GIVEN REQUEST: Count how many lines hold the string "studioone", and give only that number.

[Dataset records]
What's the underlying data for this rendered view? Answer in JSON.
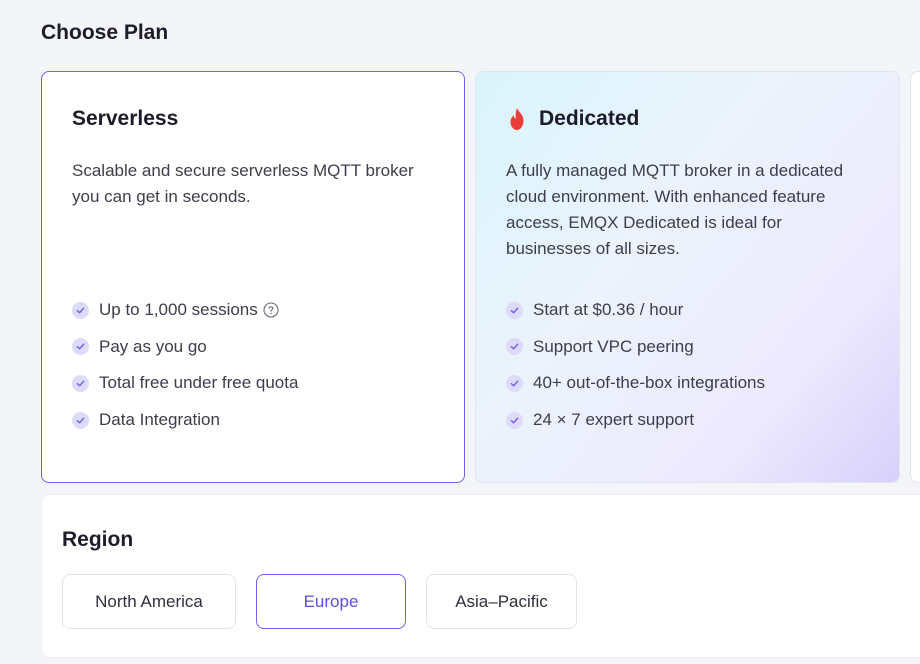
{
  "page": {
    "title": "Choose Plan"
  },
  "plans": [
    {
      "name": "Serverless",
      "description": "Scalable and secure serverless MQTT broker you can get in seconds.",
      "selected": true,
      "features": [
        "Up to 1,000 sessions",
        "Pay as you go",
        "Total free under free quota",
        "Data Integration"
      ]
    },
    {
      "name": "Dedicated",
      "icon": "flame-icon",
      "description": "A fully managed MQTT broker in a dedicated cloud environment. With enhanced feature access, EMQX Dedicated is ideal for businesses of all sizes.",
      "selected": false,
      "features": [
        "Start at $0.36 / hour",
        "Support VPC peering",
        "40+ out-of-the-box integrations",
        "24 × 7 expert support"
      ]
    }
  ],
  "region": {
    "title": "Region",
    "options": [
      "North America",
      "Europe",
      "Asia–Pacific"
    ],
    "selected": "Europe"
  },
  "colors": {
    "accent": "#6f63e6",
    "check_bg": "#dedaf9",
    "check_mark": "#6f63e6",
    "flame": "#ec3d3d"
  }
}
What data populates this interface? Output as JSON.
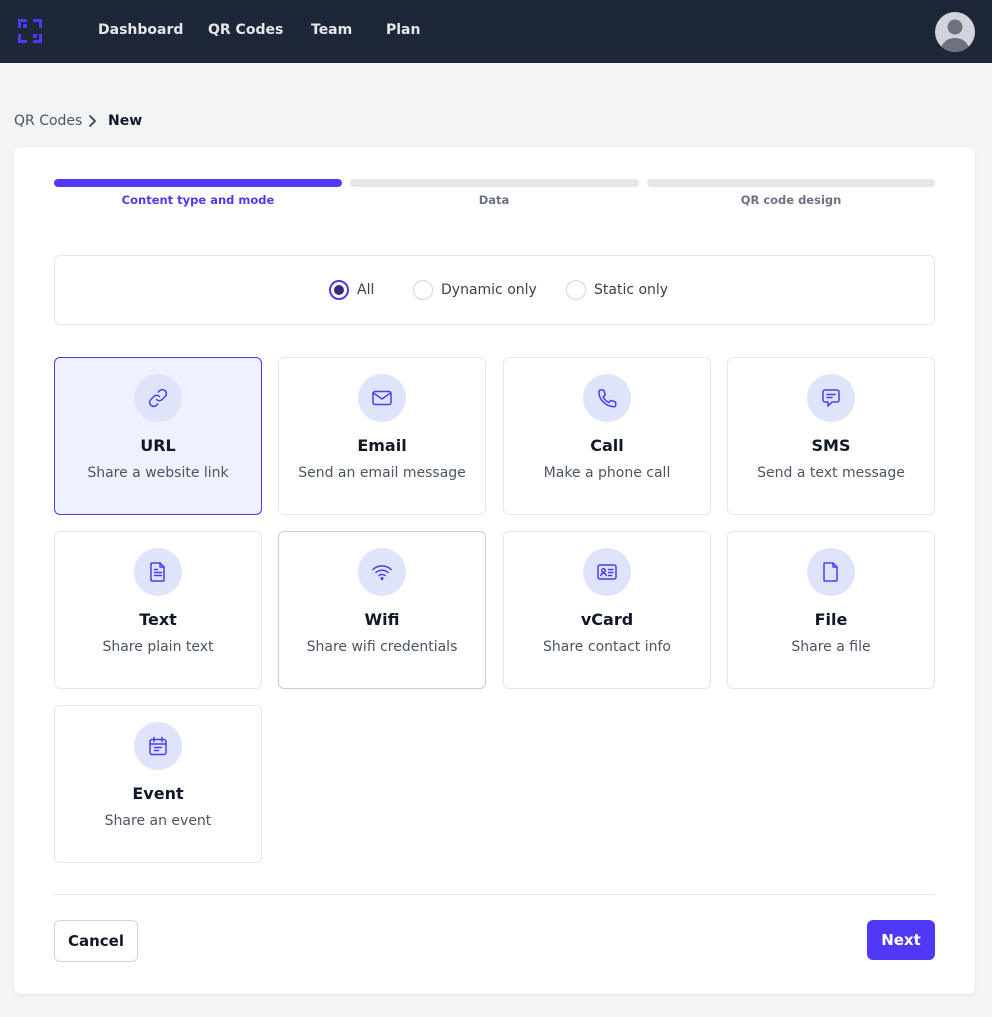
{
  "nav": {
    "logo_icon": "qr-scan-logo-icon",
    "links": [
      "Dashboard",
      "QR Codes",
      "Team",
      "Plan"
    ],
    "avatar_icon": "user-avatar-icon"
  },
  "breadcrumb": {
    "parent": "QR Codes",
    "separator_icon": "chevron-right-icon",
    "current": "New"
  },
  "steps": [
    {
      "label": "Content type and mode",
      "active": true
    },
    {
      "label": "Data",
      "active": false
    },
    {
      "label": "QR code design",
      "active": false
    }
  ],
  "mode_filter": {
    "options": [
      "All",
      "Dynamic only",
      "Static only"
    ],
    "selected": "All"
  },
  "content_types": [
    {
      "title": "URL",
      "description": "Share a website link",
      "icon": "link-icon",
      "selected": true
    },
    {
      "title": "Email",
      "description": "Send an email message",
      "icon": "envelope-icon"
    },
    {
      "title": "Call",
      "description": "Make a phone call",
      "icon": "phone-icon"
    },
    {
      "title": "SMS",
      "description": "Send a text message",
      "icon": "chat-bubble-icon"
    },
    {
      "title": "Text",
      "description": "Share plain text",
      "icon": "document-text-icon"
    },
    {
      "title": "Wifi",
      "description": "Share wifi credentials",
      "icon": "wifi-icon"
    },
    {
      "title": "vCard",
      "description": "Share contact info",
      "icon": "contact-card-icon"
    },
    {
      "title": "File",
      "description": "Share a file",
      "icon": "file-icon"
    },
    {
      "title": "Event",
      "description": "Share an event",
      "icon": "calendar-icon"
    }
  ],
  "actions": {
    "cancel_label": "Cancel",
    "next_label": "Next"
  },
  "colors": {
    "topbar": "#1e2737",
    "accent": "#4f39f6",
    "selected_card_bg": "#eef2ff",
    "icon_circle_bg": "#e0e4fb"
  }
}
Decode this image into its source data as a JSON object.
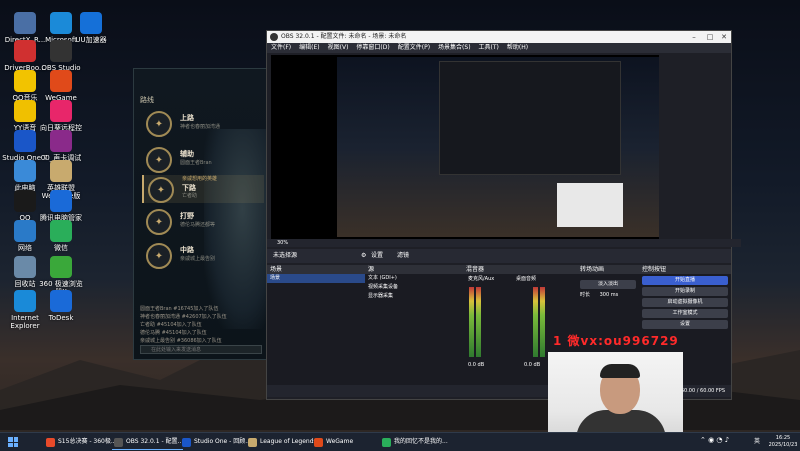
{
  "desktop_icons": [
    {
      "label": "DirectX_R...",
      "icon": "directx-icon",
      "color": "#4a6fa5"
    },
    {
      "label": "Microsoft Edge",
      "icon": "edge-icon",
      "color": "#1b8ad8"
    },
    {
      "label": "UU加速器",
      "icon": "uu-icon",
      "color": "#1570d8"
    },
    {
      "label": "DriverBoo...",
      "icon": "driverbooster-icon",
      "color": "#d03030"
    },
    {
      "label": "OBS Studio",
      "icon": "obs-icon",
      "color": "#333333"
    },
    {
      "label": "QQ音乐",
      "icon": "qqmusic-icon",
      "color": "#f2c300"
    },
    {
      "label": "WeGame",
      "icon": "wegame-icon",
      "color": "#e04a1a"
    },
    {
      "label": "YY语音",
      "icon": "yy-icon",
      "color": "#f0c000"
    },
    {
      "label": "向日葵远程控制",
      "icon": "sunlogin-icon",
      "color": "#e8266a"
    },
    {
      "label": "Studio One 7",
      "icon": "studioone-icon",
      "color": "#1a56c8"
    },
    {
      "label": "00_声卡调试调音...",
      "icon": "winrar-icon",
      "color": "#8a2a8a"
    },
    {
      "label": "此电脑",
      "icon": "computer-icon",
      "color": "#3a8ad8"
    },
    {
      "label": "英雄联盟WeGame版",
      "icon": "lol-icon",
      "color": "#c8aa6e"
    },
    {
      "label": "QQ",
      "icon": "qq-icon",
      "color": "#1a1a1a"
    },
    {
      "label": "腾讯电脑管家",
      "icon": "pcmanager-icon",
      "color": "#1a6ad8"
    },
    {
      "label": "网络",
      "icon": "network-icon",
      "color": "#2a7ac8"
    },
    {
      "label": "微信",
      "icon": "wechat-icon",
      "color": "#2aae5a"
    },
    {
      "label": "回收站",
      "icon": "recycle-bin-icon",
      "color": "#6a8aa8"
    },
    {
      "label": "360 极速浏览器X",
      "icon": "360-icon",
      "color": "#3aa83a"
    },
    {
      "label": "Internet Explorer",
      "icon": "ie-icon",
      "color": "#1a8ad8"
    },
    {
      "label": "ToDesk",
      "icon": "todesk-icon",
      "color": "#1a6ad8"
    }
  ],
  "lol": {
    "header": "路线",
    "roles": [
      {
        "name": "上路",
        "desc": "神者也春丽加湾通",
        "icon": "top-lane-icon"
      },
      {
        "name": "辅助",
        "desc": "圆面王者Bran",
        "icon": "support-icon"
      },
      {
        "name": "下路",
        "desc": "亡者助",
        "pre": "亲戚想用的英雄",
        "icon": "bot-lane-icon"
      },
      {
        "name": "打野",
        "desc": "德伦马腾还都等",
        "icon": "jungle-icon"
      },
      {
        "name": "中路",
        "desc": "亲戚城上最告别",
        "icon": "mid-lane-icon"
      }
    ],
    "chat": [
      "圆面王者Bran #16745加入了队伍",
      "神者也春丽加湾通 #42607加入了队伍",
      "亡者助 #45104加入了队伍",
      "德伦马腾 #45104加入了队伍",
      "亲戚城上最告别 #36086加入了队伍"
    ],
    "chat_placeholder": "在此处输入来发送消息"
  },
  "obs": {
    "title": "OBS 32.0.1 - 配置文件: 未命名 - 场景: 未命名",
    "menu": [
      "文件(F)",
      "编辑(E)",
      "视图(V)",
      "停靠窗口(D)",
      "配置文件(P)",
      "场景集合(S)",
      "工具(T)",
      "帮助(H)"
    ],
    "zoom": "30%",
    "not_selected": "未选择源",
    "props_btn": "设置",
    "filters_btn": "滤镜",
    "docks": {
      "scenes": {
        "title": "场景",
        "items": [
          "场景"
        ]
      },
      "sources": {
        "title": "源",
        "items": [
          "文本 (GDI+)",
          "视频采集设备",
          "显示器采集"
        ]
      },
      "mixer": {
        "title": "混音器",
        "channels": [
          "麦克风/Aux",
          "桌面音频"
        ],
        "db": [
          "0.0 dB",
          "0.0 dB"
        ]
      },
      "transitions": {
        "title": "转场动画",
        "type": "淡入淡出",
        "duration_label": "时长",
        "duration": "300 ms"
      },
      "controls": {
        "title": "控制按钮",
        "buttons": [
          "开始直播",
          "开始录制",
          "启动虚拟摄像机",
          "工作室模式",
          "设置"
        ]
      }
    },
    "status": "帧 00:00:00 · 0.0% · 60.00 / 60.00 FPS"
  },
  "watermark": "1 微vx:ou996729",
  "taskbar": {
    "items": [
      {
        "label": "S15总决赛 - 360极...",
        "icon": "chrome-icon",
        "color": "#e84a2a"
      },
      {
        "label": "OBS 32.0.1 - 配置...",
        "icon": "obs-icon",
        "color": "#555555"
      },
      {
        "label": "Studio One - 回顾...",
        "icon": "studioone-icon",
        "color": "#1a56c8"
      },
      {
        "label": "League of Legends",
        "icon": "lol-icon",
        "color": "#c8aa6e"
      },
      {
        "label": "WeGame",
        "icon": "wegame-icon",
        "color": "#e04a1a"
      },
      {
        "label": "我的回忆不是我的...",
        "icon": "music-icon",
        "color": "#2aae5a"
      }
    ],
    "lang": "英",
    "time": "16:25",
    "date": "2025/10/23"
  }
}
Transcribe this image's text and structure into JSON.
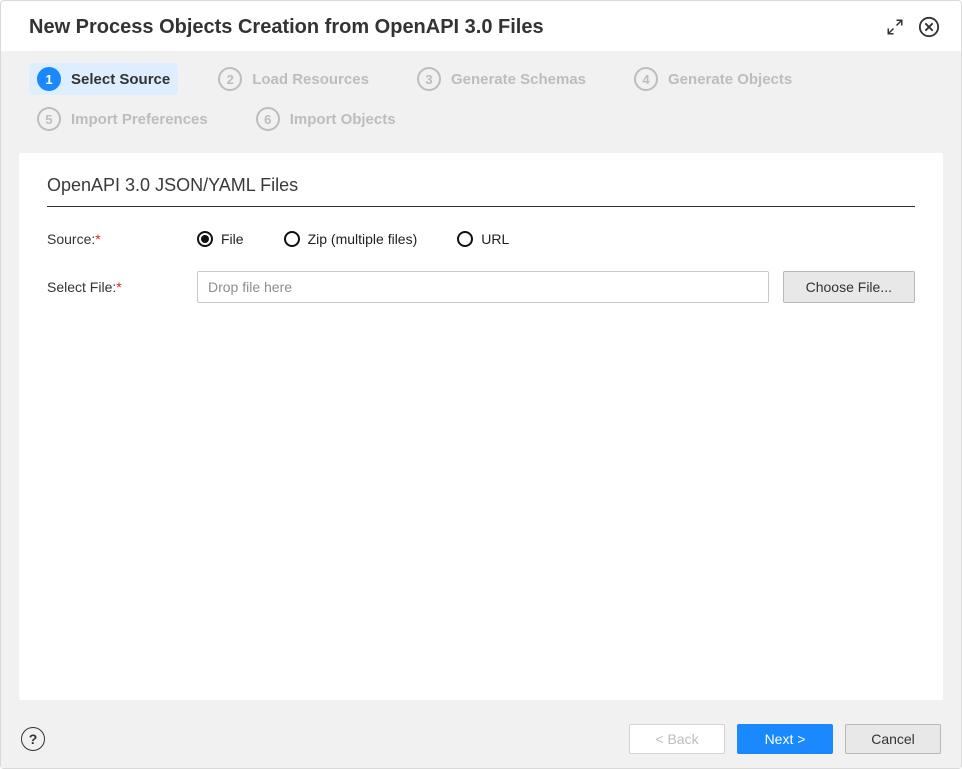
{
  "header": {
    "title": "New Process Objects Creation from OpenAPI 3.0 Files"
  },
  "steps": [
    {
      "num": "1",
      "label": "Select Source",
      "active": true
    },
    {
      "num": "2",
      "label": "Load Resources",
      "active": false
    },
    {
      "num": "3",
      "label": "Generate Schemas",
      "active": false
    },
    {
      "num": "4",
      "label": "Generate Objects",
      "active": false
    },
    {
      "num": "5",
      "label": "Import Preferences",
      "active": false
    },
    {
      "num": "6",
      "label": "Import Objects",
      "active": false
    }
  ],
  "section": {
    "title": "OpenAPI 3.0 JSON/YAML Files"
  },
  "form": {
    "source_label": "Source:",
    "source_options": {
      "file": "File",
      "zip": "Zip (multiple files)",
      "url": "URL"
    },
    "source_selected": "file",
    "select_file_label": "Select File:",
    "drop_placeholder": "Drop file here",
    "choose_file_label": "Choose File..."
  },
  "footer": {
    "help": "?",
    "back": "< Back",
    "next": "Next >",
    "cancel": "Cancel"
  }
}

COMPLETED TASK: 2